▶ **AIM OF THE EXERCISE**
Copy each line containing the word "this" from the records that follow, please.

▶ **DATASET CONTENT**
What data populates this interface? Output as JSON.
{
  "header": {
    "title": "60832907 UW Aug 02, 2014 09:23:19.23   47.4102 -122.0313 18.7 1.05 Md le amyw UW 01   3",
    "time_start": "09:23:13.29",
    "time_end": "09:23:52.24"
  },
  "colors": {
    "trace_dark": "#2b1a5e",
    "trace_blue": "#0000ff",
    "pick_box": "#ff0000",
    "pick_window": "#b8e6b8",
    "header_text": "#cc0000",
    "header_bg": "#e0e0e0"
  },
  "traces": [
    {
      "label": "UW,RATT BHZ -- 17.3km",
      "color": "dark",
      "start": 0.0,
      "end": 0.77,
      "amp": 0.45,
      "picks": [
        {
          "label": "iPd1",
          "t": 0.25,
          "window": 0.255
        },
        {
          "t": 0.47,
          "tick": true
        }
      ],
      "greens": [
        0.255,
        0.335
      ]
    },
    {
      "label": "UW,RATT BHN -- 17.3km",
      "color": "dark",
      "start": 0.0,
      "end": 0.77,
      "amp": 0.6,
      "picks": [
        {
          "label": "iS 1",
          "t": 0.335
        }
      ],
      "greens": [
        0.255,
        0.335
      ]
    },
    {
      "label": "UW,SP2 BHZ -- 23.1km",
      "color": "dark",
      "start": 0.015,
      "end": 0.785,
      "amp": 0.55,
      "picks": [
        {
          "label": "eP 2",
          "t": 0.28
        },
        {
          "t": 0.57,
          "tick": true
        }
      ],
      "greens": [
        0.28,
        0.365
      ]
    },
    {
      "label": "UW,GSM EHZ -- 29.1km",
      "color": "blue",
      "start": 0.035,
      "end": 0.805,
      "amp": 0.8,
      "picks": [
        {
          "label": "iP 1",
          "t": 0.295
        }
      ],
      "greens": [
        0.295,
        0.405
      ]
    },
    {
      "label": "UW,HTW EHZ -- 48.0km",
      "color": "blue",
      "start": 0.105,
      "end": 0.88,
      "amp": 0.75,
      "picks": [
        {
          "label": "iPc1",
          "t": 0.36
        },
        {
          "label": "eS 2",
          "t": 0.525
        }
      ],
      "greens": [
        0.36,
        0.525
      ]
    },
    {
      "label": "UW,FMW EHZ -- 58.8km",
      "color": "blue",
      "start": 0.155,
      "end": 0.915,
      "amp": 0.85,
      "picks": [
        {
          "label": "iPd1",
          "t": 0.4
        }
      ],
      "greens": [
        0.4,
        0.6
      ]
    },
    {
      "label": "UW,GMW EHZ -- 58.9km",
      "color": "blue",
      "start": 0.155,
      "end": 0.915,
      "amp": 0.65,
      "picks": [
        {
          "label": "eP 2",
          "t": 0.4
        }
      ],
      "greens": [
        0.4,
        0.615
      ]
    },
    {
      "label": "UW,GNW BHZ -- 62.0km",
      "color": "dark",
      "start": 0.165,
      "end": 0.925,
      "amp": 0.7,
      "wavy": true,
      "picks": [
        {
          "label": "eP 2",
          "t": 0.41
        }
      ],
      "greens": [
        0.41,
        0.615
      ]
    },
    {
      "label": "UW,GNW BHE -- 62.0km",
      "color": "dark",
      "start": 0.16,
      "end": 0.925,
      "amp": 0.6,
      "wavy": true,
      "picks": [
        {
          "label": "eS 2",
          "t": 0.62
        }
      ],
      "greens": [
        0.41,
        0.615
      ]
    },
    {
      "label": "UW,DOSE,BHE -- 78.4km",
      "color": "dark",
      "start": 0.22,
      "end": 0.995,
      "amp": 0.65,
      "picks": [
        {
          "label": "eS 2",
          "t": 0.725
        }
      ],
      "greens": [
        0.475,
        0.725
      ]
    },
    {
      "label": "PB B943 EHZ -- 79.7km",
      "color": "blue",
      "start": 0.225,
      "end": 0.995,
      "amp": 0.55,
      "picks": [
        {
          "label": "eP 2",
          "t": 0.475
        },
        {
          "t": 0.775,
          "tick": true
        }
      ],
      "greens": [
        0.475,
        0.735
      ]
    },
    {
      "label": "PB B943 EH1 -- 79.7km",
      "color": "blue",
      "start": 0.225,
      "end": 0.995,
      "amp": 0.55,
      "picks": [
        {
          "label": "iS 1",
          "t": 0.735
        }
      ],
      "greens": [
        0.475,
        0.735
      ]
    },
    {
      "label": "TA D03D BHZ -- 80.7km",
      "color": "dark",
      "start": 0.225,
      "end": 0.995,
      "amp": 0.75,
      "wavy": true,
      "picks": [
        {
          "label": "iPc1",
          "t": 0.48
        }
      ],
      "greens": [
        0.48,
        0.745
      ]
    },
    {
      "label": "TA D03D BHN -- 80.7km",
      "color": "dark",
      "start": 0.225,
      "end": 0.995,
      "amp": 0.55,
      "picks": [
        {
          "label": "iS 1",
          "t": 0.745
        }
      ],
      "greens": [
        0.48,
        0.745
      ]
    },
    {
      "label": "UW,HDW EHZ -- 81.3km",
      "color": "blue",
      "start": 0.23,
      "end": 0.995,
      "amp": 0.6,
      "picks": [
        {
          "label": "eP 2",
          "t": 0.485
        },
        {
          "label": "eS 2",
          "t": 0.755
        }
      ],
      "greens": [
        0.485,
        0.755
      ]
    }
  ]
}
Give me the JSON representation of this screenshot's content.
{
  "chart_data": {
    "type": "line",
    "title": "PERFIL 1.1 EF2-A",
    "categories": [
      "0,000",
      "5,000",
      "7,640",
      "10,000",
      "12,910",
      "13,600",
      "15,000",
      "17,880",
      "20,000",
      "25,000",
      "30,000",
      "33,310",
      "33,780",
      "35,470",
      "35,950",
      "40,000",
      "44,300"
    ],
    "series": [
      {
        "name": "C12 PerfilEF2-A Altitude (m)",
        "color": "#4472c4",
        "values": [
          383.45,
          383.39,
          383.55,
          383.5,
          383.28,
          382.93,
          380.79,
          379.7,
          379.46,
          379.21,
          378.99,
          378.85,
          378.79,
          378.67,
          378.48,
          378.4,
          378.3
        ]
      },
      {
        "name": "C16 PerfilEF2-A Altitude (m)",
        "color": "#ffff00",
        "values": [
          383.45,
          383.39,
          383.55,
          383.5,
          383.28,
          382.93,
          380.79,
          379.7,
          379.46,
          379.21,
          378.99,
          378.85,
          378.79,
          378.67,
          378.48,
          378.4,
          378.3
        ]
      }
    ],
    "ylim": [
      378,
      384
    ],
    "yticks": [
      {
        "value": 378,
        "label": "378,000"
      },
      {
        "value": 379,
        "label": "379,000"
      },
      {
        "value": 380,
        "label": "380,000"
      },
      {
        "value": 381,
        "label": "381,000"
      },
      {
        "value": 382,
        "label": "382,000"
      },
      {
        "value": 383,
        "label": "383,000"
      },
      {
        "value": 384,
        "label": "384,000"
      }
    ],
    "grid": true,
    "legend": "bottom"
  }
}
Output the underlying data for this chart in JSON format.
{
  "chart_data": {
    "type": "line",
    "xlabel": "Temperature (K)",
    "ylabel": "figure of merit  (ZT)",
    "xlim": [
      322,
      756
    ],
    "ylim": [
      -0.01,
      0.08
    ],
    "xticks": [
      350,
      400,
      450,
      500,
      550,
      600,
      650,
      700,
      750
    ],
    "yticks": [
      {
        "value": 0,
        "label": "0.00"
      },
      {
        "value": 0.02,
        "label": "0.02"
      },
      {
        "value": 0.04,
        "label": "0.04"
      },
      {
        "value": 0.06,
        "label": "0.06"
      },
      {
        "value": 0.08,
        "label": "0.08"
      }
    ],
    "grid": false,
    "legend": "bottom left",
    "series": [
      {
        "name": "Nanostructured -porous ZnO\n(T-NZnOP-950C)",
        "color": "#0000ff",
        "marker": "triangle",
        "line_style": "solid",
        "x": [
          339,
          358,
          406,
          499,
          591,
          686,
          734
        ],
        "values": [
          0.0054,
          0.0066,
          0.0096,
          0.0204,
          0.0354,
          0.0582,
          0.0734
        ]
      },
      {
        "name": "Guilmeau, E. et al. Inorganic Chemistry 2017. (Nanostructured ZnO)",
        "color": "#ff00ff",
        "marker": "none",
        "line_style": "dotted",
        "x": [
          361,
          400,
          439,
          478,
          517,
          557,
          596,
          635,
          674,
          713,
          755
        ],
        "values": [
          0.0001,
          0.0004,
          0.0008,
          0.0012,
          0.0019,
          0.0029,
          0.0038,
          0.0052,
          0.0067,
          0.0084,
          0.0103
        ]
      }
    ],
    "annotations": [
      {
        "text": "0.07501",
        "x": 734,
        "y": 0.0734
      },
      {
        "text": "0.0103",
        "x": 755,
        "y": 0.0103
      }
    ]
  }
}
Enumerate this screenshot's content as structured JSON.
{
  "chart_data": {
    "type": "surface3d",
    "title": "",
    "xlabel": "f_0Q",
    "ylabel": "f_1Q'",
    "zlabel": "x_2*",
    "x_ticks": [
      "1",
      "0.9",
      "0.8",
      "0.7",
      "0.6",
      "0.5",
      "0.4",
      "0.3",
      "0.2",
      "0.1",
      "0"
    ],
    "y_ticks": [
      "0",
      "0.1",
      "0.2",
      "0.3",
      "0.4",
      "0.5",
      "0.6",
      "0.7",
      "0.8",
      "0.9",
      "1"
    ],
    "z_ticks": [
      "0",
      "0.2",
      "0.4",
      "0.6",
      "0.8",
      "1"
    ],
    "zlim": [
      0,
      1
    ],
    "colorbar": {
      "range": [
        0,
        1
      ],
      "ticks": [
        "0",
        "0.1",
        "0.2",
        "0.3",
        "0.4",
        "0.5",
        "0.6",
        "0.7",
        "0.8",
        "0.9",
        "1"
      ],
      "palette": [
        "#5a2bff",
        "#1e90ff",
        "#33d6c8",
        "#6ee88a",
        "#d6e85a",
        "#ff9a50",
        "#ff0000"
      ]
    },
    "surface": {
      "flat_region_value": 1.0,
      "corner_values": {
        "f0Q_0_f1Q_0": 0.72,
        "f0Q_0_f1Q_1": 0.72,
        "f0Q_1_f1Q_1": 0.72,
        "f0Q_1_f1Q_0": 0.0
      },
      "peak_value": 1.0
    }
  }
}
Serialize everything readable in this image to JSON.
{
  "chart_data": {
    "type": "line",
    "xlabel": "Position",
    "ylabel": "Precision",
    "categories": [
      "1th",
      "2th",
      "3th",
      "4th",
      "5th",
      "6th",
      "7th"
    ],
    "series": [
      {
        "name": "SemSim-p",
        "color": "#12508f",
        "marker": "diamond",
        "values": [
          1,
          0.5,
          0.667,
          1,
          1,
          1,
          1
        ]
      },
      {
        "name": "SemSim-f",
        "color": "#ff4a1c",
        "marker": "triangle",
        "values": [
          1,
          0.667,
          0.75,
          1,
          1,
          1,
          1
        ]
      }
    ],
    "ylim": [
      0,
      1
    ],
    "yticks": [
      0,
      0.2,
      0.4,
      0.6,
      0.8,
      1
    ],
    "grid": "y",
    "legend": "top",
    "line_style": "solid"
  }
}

▶ **CORRECT ANSWER**
What data populates this interface? Output as JSON.
Give me the JSON representation of this screenshot's content.
Output the underlying data for this chart in JSON format.
Enumerate this screenshot's content as structured JSON.
Serialize everything readable in this image to JSON.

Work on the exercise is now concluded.